▶ LISTED RECORDS
-*-

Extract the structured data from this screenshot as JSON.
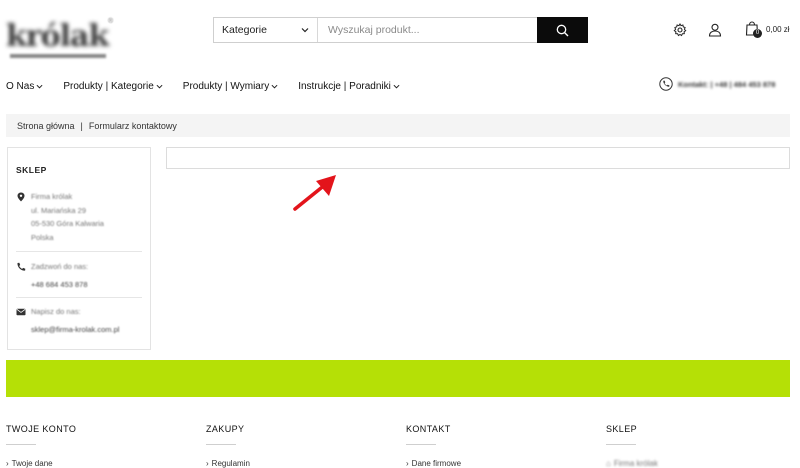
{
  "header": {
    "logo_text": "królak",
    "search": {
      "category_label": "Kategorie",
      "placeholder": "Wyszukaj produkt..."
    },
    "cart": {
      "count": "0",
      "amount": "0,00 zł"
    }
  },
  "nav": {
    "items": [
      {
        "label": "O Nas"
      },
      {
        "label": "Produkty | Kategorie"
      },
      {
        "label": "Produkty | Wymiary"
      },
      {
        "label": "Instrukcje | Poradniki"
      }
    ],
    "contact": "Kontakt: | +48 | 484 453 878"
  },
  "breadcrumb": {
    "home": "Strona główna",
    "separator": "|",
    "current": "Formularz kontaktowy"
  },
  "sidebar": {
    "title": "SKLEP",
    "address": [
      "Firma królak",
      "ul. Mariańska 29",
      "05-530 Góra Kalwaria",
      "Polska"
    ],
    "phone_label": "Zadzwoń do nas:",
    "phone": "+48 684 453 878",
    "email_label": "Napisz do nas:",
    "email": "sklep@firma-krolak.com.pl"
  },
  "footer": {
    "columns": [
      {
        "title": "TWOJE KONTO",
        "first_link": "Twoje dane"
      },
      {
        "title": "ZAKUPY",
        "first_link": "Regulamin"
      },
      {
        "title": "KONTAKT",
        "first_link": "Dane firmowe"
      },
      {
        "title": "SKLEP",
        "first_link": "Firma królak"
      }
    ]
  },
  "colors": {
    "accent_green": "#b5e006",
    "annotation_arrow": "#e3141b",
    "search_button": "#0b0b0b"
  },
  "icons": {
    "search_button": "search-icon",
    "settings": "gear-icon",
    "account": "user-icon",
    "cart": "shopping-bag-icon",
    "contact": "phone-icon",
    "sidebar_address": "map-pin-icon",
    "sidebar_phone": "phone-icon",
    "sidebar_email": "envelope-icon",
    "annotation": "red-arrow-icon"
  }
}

-*-

▶ INSTRUCTIONS FOR THE TASK
Omit every picture, then repeat the remaining data exactly as it appears above.

▶ SOLUTION FOR THIS TASK
Extract the structured data from this screenshot as JSON.
{
  "header": {
    "logo_text": "królak",
    "search": {
      "category_label": "Kategorie",
      "placeholder": "Wyszukaj produkt..."
    },
    "cart": {
      "count": "0",
      "amount": "0,00 zł"
    }
  },
  "nav": {
    "items": [
      {
        "label": "O Nas"
      },
      {
        "label": "Produkty | Kategorie"
      },
      {
        "label": "Produkty | Wymiary"
      },
      {
        "label": "Instrukcje | Poradniki"
      }
    ],
    "contact": "Kontakt: | +48 | 484 453 878"
  },
  "breadcrumb": {
    "home": "Strona główna",
    "separator": "|",
    "current": "Formularz kontaktowy"
  },
  "sidebar": {
    "title": "SKLEP",
    "address": [
      "Firma królak",
      "ul. Mariańska 29",
      "05-530 Góra Kalwaria",
      "Polska"
    ],
    "phone_label": "Zadzwoń do nas:",
    "phone": "+48 684 453 878",
    "email_label": "Napisz do nas:",
    "email": "sklep@firma-krolak.com.pl"
  },
  "footer": {
    "columns": [
      {
        "title": "TWOJE KONTO",
        "first_link": "Twoje dane"
      },
      {
        "title": "ZAKUPY",
        "first_link": "Regulamin"
      },
      {
        "title": "KONTAKT",
        "first_link": "Dane firmowe"
      },
      {
        "title": "SKLEP",
        "first_link": "Firma królak"
      }
    ]
  },
  "colors": {
    "accent_green": "#b5e006",
    "annotation_arrow": "#e3141b",
    "search_button": "#0b0b0b"
  },
  "icons": {
    "search_button": "search-icon",
    "settings": "gear-icon",
    "account": "user-icon",
    "cart": "shopping-bag-icon",
    "contact": "phone-icon",
    "sidebar_address": "map-pin-icon",
    "sidebar_phone": "phone-icon",
    "sidebar_email": "envelope-icon",
    "annotation": "red-arrow-icon"
  }
}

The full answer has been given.